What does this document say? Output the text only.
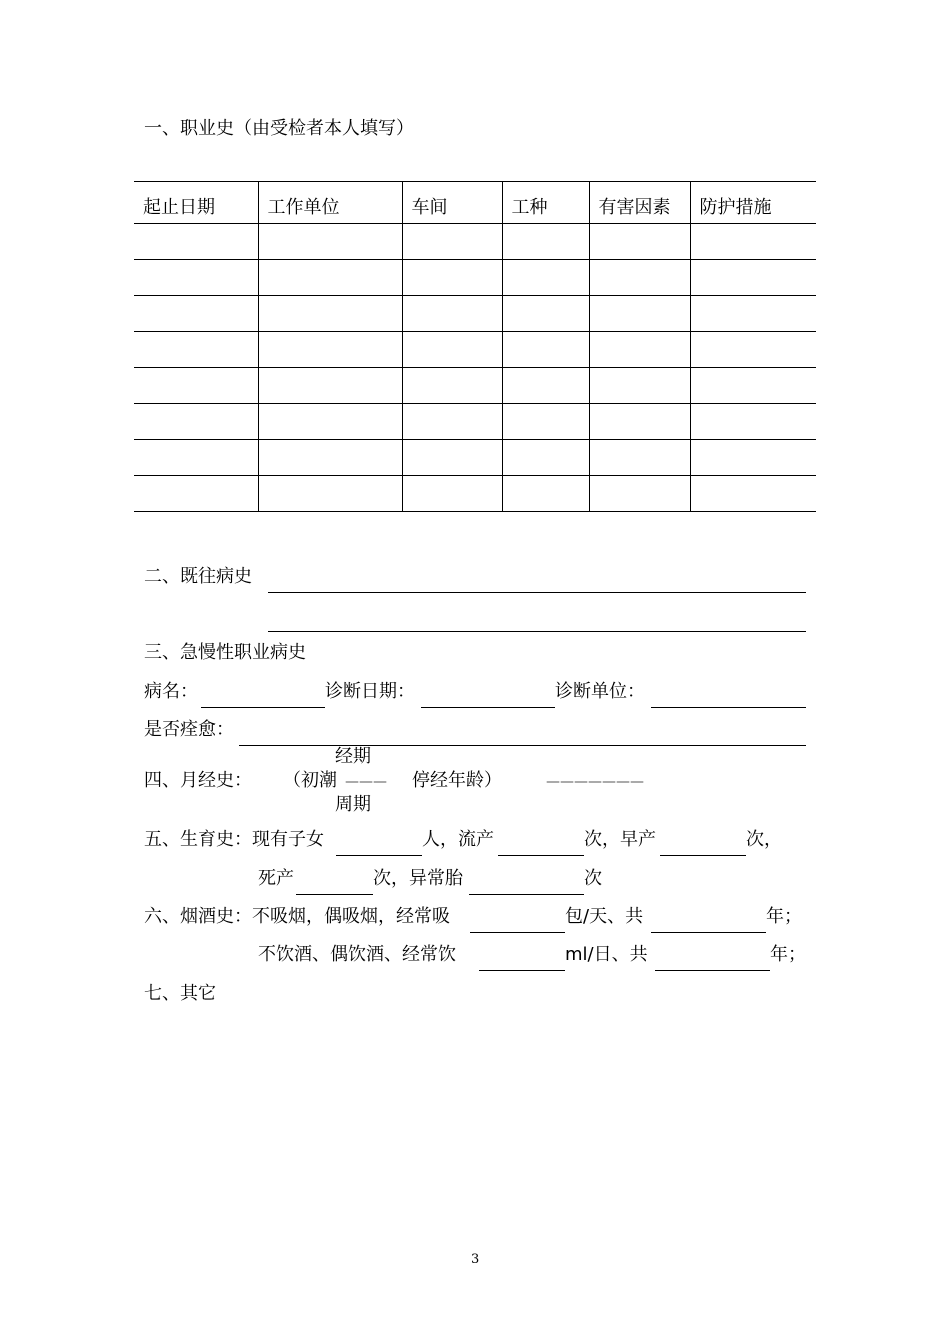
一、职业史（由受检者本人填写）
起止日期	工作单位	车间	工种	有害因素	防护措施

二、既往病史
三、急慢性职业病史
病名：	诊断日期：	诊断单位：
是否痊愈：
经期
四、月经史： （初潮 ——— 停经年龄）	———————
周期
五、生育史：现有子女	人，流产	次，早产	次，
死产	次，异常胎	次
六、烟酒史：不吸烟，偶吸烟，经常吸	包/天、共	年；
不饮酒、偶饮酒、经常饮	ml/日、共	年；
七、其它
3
_____
PROBLEM: Copy the material above in full and exactly, skipping pictures.

OUTPUT:
What does this document say? Output the text only.
一、职业史（由受检者本人填写）
起止日期	工作单位	车间	工种	有害因素	防护措施

二、既往病史
三、急慢性职业病史
病名：	诊断日期：	诊断单位：
是否痊愈：
经期
四、月经史： （初潮 ——— 停经年龄）	———————
周期
五、生育史：现有子女	人，流产	次，早产	次，
死产	次，异常胎	次
六、烟酒史：不吸烟，偶吸烟，经常吸	包/天、共	年；
不饮酒、偶饮酒、经常饮	ml/日、共	年；
七、其它
3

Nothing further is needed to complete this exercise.